> Lignes extraites:
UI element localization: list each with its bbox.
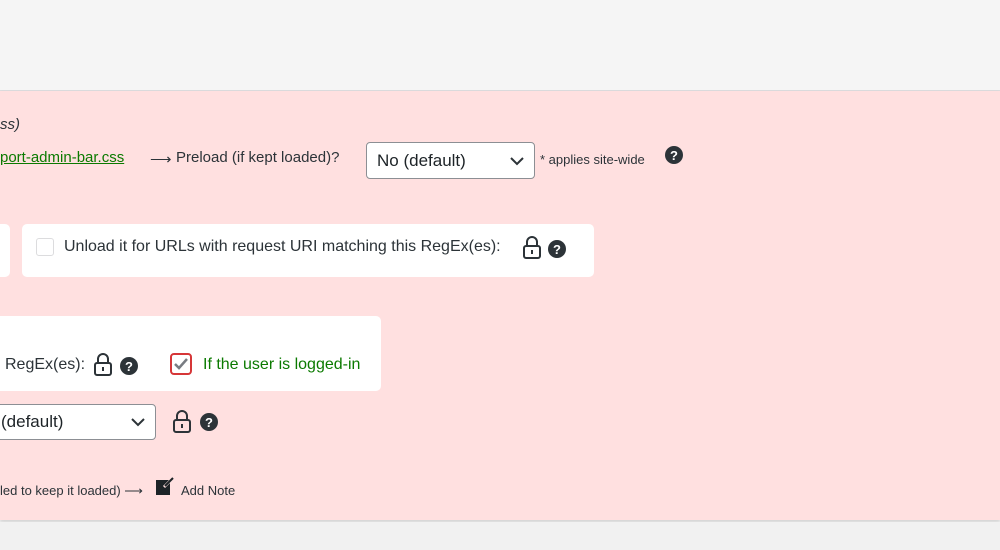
chevron-down-icon	[510, 156, 524, 165]
add-note-link[interactable]: Add Note	[181, 483, 235, 498]
unload-option-box-left	[0, 224, 10, 277]
logged-in-label: If the user is logged-in	[203, 356, 361, 373]
note-row-text: led to keep it loaded) ⟶	[0, 483, 143, 498]
load-exceptions-box: RegEx(es): ? If the user is logged-in	[0, 316, 381, 391]
help-icon[interactable]: ?	[120, 357, 138, 375]
preload-select[interactable]: No (default)	[366, 142, 535, 179]
logged-in-checkbox[interactable]	[170, 353, 192, 375]
checkmark-icon	[174, 358, 188, 370]
preload-label: Preload (if kept loaded)?	[176, 149, 340, 166]
asset-file-link[interactable]: port-admin-bar.css	[0, 149, 124, 166]
arrow-separator: ⟶	[150, 151, 172, 168]
help-icon[interactable]: ?	[200, 413, 218, 431]
lock-icon	[523, 236, 541, 259]
unload-regex-label: Unload it for URLs with request URI matc…	[64, 238, 501, 255]
chevron-down-icon	[131, 418, 145, 427]
load-setting-select-value: (default)	[1, 412, 64, 431]
applies-sitewide-note: * applies site-wide	[540, 152, 645, 167]
top-bar	[0, 0, 1000, 91]
asset-row-panel: ss) port-admin-bar.css ⟶ Preload (if kep…	[0, 91, 1000, 520]
help-icon[interactable]: ?	[665, 146, 683, 164]
unload-regex-box: Unload it for URLs with request URI matc…	[22, 224, 594, 277]
load-setting-select[interactable]: (default)	[0, 404, 156, 440]
edit-note-icon[interactable]	[155, 476, 175, 496]
unload-regex-checkbox[interactable]	[36, 238, 54, 256]
help-icon[interactable]: ?	[548, 240, 566, 258]
bottom-area	[0, 522, 1000, 550]
load-regex-label: RegEx(es):	[5, 356, 86, 373]
lock-icon	[94, 353, 112, 376]
asset-type-text: ss)	[0, 116, 20, 133]
lock-icon	[173, 410, 191, 433]
preload-select-value: No (default)	[377, 150, 466, 170]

> La consigne: Présentez l'ensemble des lignes ci-dessus sous forme de tableau Markdown à deux colonnes, « N° » et « Ligne », où chaque ligne reçoit un numéro. Omettez les lignes vides et les images.

> Corrigé de l'exercice:
| N° | Ligne |
|---|---|
| 1 | UI element localization: list each with its bbox. |
| 2 | chevron-down-icon	[510, 156, 524, 165] |
| 3 | add-note-link[interactable]: Add Note	[181, 483, 235, 498] |
| 4 | unload-option-box-left	[0, 224, 10, 277] |
| 5 | logged-in-label: If the user is logged-in	[203, 356, 361, 373] |
| 6 | note-row-text: led to keep it loaded) ⟶	[0, 483, 143, 498] |
| 7 | load-exceptions-box: RegEx(es): ? If the user is logged-in	[0, 316, 381, 391] |
| 8 | help-icon[interactable]: ?	[120, 357, 138, 375] |
| 9 | preload-select[interactable]: No (default)	[366, 142, 535, 179] |
| 10 | logged-in-checkbox[interactable]	[170, 353, 192, 375] |
| 11 | checkmark-icon	[174, 358, 188, 370] |
| 12 | preload-label: Preload (if kept loaded)?	[176, 149, 340, 166] |
| 13 | asset-file-link[interactable]: port-admin-bar.css	[0, 149, 124, 166] |
| 14 | arrow-separator: ⟶	[150, 151, 172, 168] |
| 15 | help-icon[interactable]: ?	[200, 413, 218, 431] |
| 16 | lock-icon	[523, 236, 541, 259] |
| 17 | unload-regex-label: Unload it for URLs with request URI matc…	[64, 238, 501, 255] |
| 18 | chevron-down-icon	[131, 418, 145, 427] |
| 19 | load-setting-select-value: (default)	[1, 412, 64, 431] |
| 20 | applies-sitewide-note: * applies site-wide	[540, 152, 645, 167] |
| 21 | top-bar	[0, 0, 1000, 91] |
| 22 | asset-row-panel: ss) port-admin-bar.css ⟶ Preload (if kep…	[0, 91, 1000, 520] |
| 23 | help-icon[interactable]: ?	[665, 146, 683, 164] |
| 24 | unload-regex-box: Unload it for URLs with request URI matc…	[22, 224, 594, 277] |
| 25 | load-setting-select[interactable]: (default)	[0, 404, 156, 440] |
| 26 | edit-note-icon[interactable]	[155, 476, 175, 496] |
| 27 | unload-regex-checkbox[interactable]	[36, 238, 54, 256] |
| 28 | help-icon[interactable]: ?	[548, 240, 566, 258] |
| 29 | bottom-area	[0, 522, 1000, 550] |
| 30 | load-regex-label: RegEx(es):	[5, 356, 86, 373] |
| 31 | lock-icon	[94, 353, 112, 376] |
| 32 | asset-type-text: ss)	[0, 116, 20, 133] |
| 33 | lock-icon	[173, 410, 191, 433] |
| 34 | preload-select-value: No (default)	[377, 150, 466, 170] |